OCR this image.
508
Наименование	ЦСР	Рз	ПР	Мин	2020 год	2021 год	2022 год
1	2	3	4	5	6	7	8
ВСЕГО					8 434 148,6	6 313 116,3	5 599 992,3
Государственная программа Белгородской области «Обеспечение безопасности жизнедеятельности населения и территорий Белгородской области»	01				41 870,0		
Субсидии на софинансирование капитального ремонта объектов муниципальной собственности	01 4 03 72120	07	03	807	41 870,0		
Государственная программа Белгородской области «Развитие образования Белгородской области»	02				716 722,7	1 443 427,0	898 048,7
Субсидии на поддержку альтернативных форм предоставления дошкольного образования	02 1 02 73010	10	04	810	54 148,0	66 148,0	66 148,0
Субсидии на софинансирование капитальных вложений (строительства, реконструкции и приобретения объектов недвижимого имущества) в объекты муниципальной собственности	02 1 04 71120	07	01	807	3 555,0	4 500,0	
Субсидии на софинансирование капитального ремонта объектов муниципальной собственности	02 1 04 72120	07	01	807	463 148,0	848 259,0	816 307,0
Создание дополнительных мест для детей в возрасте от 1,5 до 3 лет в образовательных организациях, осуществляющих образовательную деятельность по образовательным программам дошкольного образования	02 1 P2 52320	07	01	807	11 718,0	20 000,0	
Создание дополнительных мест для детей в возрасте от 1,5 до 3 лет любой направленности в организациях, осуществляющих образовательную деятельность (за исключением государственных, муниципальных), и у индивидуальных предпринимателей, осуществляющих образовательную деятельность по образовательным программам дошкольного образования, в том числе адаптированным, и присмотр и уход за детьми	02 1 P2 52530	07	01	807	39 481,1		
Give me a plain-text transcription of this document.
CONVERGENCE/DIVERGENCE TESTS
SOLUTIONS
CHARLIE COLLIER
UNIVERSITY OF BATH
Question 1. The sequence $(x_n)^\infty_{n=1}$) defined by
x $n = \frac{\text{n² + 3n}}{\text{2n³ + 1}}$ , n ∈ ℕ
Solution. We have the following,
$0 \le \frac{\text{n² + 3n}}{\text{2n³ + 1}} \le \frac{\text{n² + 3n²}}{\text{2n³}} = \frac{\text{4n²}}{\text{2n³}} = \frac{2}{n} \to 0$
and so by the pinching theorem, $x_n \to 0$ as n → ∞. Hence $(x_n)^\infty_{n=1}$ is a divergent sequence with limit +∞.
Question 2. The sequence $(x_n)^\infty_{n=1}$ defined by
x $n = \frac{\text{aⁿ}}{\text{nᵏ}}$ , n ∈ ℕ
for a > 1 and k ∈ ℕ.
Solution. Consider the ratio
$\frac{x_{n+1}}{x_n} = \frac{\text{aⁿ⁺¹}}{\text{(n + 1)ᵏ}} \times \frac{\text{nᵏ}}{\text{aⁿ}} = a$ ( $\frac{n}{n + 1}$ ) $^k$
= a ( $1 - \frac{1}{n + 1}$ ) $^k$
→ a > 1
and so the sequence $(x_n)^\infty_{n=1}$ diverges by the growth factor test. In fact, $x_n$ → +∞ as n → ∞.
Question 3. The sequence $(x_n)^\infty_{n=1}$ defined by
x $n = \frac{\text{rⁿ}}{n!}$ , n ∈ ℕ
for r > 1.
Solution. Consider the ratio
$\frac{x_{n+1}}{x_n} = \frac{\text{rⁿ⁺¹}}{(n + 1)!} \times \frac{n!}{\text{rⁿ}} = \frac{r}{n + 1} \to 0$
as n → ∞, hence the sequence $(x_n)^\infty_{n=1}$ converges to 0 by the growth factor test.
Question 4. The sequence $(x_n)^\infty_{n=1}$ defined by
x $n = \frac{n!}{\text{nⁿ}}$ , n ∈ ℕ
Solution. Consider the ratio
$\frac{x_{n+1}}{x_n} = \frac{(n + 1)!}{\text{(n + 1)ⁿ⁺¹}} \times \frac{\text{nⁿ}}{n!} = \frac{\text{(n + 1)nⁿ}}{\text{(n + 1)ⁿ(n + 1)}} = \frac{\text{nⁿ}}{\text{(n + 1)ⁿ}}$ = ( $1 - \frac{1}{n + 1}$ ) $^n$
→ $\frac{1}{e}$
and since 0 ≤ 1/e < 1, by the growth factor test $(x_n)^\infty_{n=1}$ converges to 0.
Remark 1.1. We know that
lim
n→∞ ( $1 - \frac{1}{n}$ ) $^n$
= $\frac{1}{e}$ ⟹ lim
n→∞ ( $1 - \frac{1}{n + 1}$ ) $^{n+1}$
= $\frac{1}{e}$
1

——————

Reproduce the records word for word.

OCR this image.
508
Наименование	ЦСР	Рз	ПР	Мин	2020 год	2021 год	2022 год
1	2	3	4	5	6	7	8
ВСЕГО					8 434 148,6	6 313 116,3	5 599 992,3
Государственная программа Белгородской области «Обеспечение безопасности жизнедеятельности населения и территорий Белгородской области»	01				41 870,0		
Субсидии на софинансирование капитального ремонта объектов муниципальной собственности	01 4 03 72120	07	03	807	41 870,0		
Государственная программа Белгородской области «Развитие образования Белгородской области»	02				716 722,7	1 443 427,0	898 048,7
Субсидии на поддержку альтернативных форм предоставления дошкольного образования	02 1 02 73010	10	04	810	54 148,0	66 148,0	66 148,0
Субсидии на софинансирование капитальных вложений (строительства, реконструкции и приобретения объектов недвижимого имущества) в объекты муниципальной собственности	02 1 04 71120	07	01	807	3 555,0	4 500,0	
Субсидии на софинансирование капитального ремонта объектов муниципальной собственности	02 1 04 72120	07	01	807	463 148,0	848 259,0	816 307,0
Создание дополнительных мест для детей в возрасте от 1,5 до 3 лет в образовательных организациях, осуществляющих образовательную деятельность по образовательным программам дошкольного образования	02 1 P2 52320	07	01	807	11 718,0	20 000,0	
Создание дополнительных мест для детей в возрасте от 1,5 до 3 лет любой направленности в организациях, осуществляющих образовательную деятельность (за исключением государственных, муниципальных), и у индивидуальных предпринимателей, осуществляющих образовательную деятельность по образовательным программам дошкольного образования, в том числе адаптированным, и присмотр и уход за детьми	02 1 P2 52530	07	01	807	39 481,1		
Give me a plain-text transcription of this document.
CONVERGENCE/DIVERGENCE TESTS
SOLUTIONS
CHARLIE COLLIER
UNIVERSITY OF BATH
Question 1. The sequence $(x_n)^\infty_{n=1}$) defined by
x $n = \frac{\text{n² + 3n}}{\text{2n³ + 1}}$ , n ∈ ℕ
Solution. We have the following,
$0 \le \frac{\text{n² + 3n}}{\text{2n³ + 1}} \le \frac{\text{n² + 3n²}}{\text{2n³}} = \frac{\text{4n²}}{\text{2n³}} = \frac{2}{n} \to 0$
and so by the pinching theorem, $x_n \to 0$ as n → ∞. Hence $(x_n)^\infty_{n=1}$ is a divergent sequence with limit +∞.
Question 2. The sequence $(x_n)^\infty_{n=1}$ defined by
x $n = \frac{\text{aⁿ}}{\text{nᵏ}}$ , n ∈ ℕ
for a > 1 and k ∈ ℕ.
Solution. Consider the ratio
$\frac{x_{n+1}}{x_n} = \frac{\text{aⁿ⁺¹}}{\text{(n + 1)ᵏ}} \times \frac{\text{nᵏ}}{\text{aⁿ}} = a$ ( $\frac{n}{n + 1}$ ) $^k$
= a ( $1 - \frac{1}{n + 1}$ ) $^k$
→ a > 1
and so the sequence $(x_n)^\infty_{n=1}$ diverges by the growth factor test. In fact, $x_n$ → +∞ as n → ∞.
Question 3. The sequence $(x_n)^\infty_{n=1}$ defined by
x $n = \frac{\text{rⁿ}}{n!}$ , n ∈ ℕ
for r > 1.
Solution. Consider the ratio
$\frac{x_{n+1}}{x_n} = \frac{\text{rⁿ⁺¹}}{(n + 1)!} \times \frac{n!}{\text{rⁿ}} = \frac{r}{n + 1} \to 0$
as n → ∞, hence the sequence $(x_n)^\infty_{n=1}$ converges to 0 by the growth factor test.
Question 4. The sequence $(x_n)^\infty_{n=1}$ defined by
x $n = \frac{n!}{\text{nⁿ}}$ , n ∈ ℕ
Solution. Consider the ratio
$\frac{x_{n+1}}{x_n} = \frac{(n + 1)!}{\text{(n + 1)ⁿ⁺¹}} \times \frac{\text{nⁿ}}{n!} = \frac{\text{(n + 1)nⁿ}}{\text{(n + 1)ⁿ(n + 1)}} = \frac{\text{nⁿ}}{\text{(n + 1)ⁿ}}$ = ( $1 - \frac{1}{n + 1}$ ) $^n$
→ $\frac{1}{e}$
and since 0 ≤ 1/e < 1, by the growth factor test $(x_n)^\infty_{n=1}$ converges to 0.
Remark 1.1. We know that
lim
n→∞ ( $1 - \frac{1}{n}$ ) $^n$
= $\frac{1}{e}$ ⟹ lim
n→∞ ( $1 - \frac{1}{n + 1}$ ) $^{n+1}$
= $\frac{1}{e}$
1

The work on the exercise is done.